■ STATED TASK:
The exercise asks you to copy every line below in which "ninety" appears.

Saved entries

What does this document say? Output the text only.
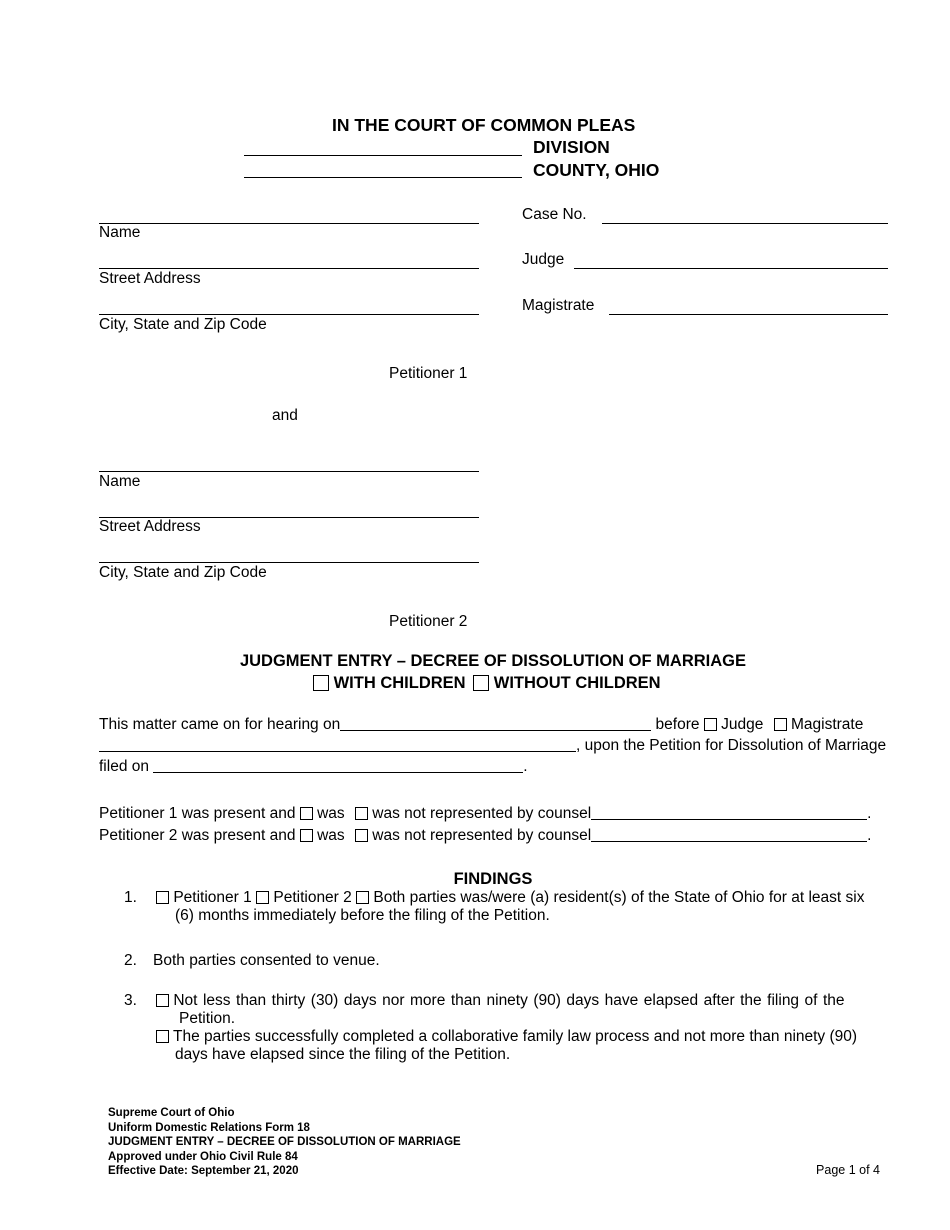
IN THE COURT OF COMMON PLEAS
DIVISION
COUNTY, OHIO
Case No.
Judge
Magistrate
Name
Street Address
City, State and Zip Code
Petitioner 1
and
Name
Street Address
City, State and Zip Code
Petitioner 2
JUDGMENT ENTRY – DECREE OF DISSOLUTION OF MARRIAGE
WITH CHILDREN WITHOUT CHILDREN
This matter came on for hearing on	before Judge Magistrate
, upon the Petition for Dissolution of Marriage
filed on	.
Petitioner 1 was present and was was not represented by counsel	.
Petitioner 2 was present and was was not represented by counsel	.
FINDINGS
1.	Petitioner 1 Petitioner 2 Both parties was/were (a) resident(s) of the State of Ohio for at least six
(6) months immediately before the filing of the Petition.
2. Both parties consented to venue.
3.	Not less than thirty (30) days nor more than ninety (90) days have elapsed after the filing of the
Petition.
The parties successfully completed a collaborative family law process and not more than ninety (90)
days have elapsed since the filing of the Petition.
Supreme Court of Ohio
Uniform Domestic Relations Form 18
JUDGMENT ENTRY – DECREE OF DISSOLUTION OF MARRIAGE
Approved under Ohio Civil Rule 84
Effective Date: September 21, 2020	Page 1 of 4
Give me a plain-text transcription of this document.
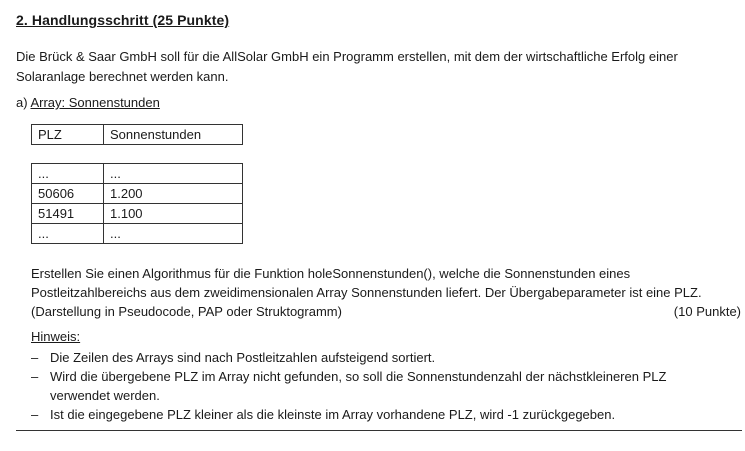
2. Handlungsschritt (25 Punkte)
Die Brück & Saar GmbH soll für die AllSolar GmbH ein Programm erstellen, mit dem der wirtschaftliche Erfolg einer Solaranlage berechnet werden kann.
a) Array: Sonnenstunden
PLZ	Sonnenstunden
...	...
50606	1.200
51491	1.100
...	...
Erstellen Sie einen Algorithmus für die Funktion holeSonnenstunden(), welche die Sonnenstunden eines Postleitzahlbereichs aus dem zweidimensionalen Array Sonnenstunden liefert. Der Übergabeparameter ist eine PLZ.
(Darstellung in Pseudocode, PAP oder Struktogramm)	(10 Punkte)
Hinweis:
– Die Zeilen des Arrays sind nach Postleitzahlen aufsteigend sortiert.
– Wird die übergebene PLZ im Array nicht gefunden, so soll die Sonnenstundenzahl der nächstkleineren PLZ verwendet werden.
– Ist die eingegebene PLZ kleiner als die kleinste im Array vorhandene PLZ, wird -1 zurückgegeben.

■ EXERCISE RESULT:
3.	Not less than thirty (30) days nor more than ninety (90) days have elapsed after the filing of the
The parties successfully completed a collaborative family law process and not more than ninety (90)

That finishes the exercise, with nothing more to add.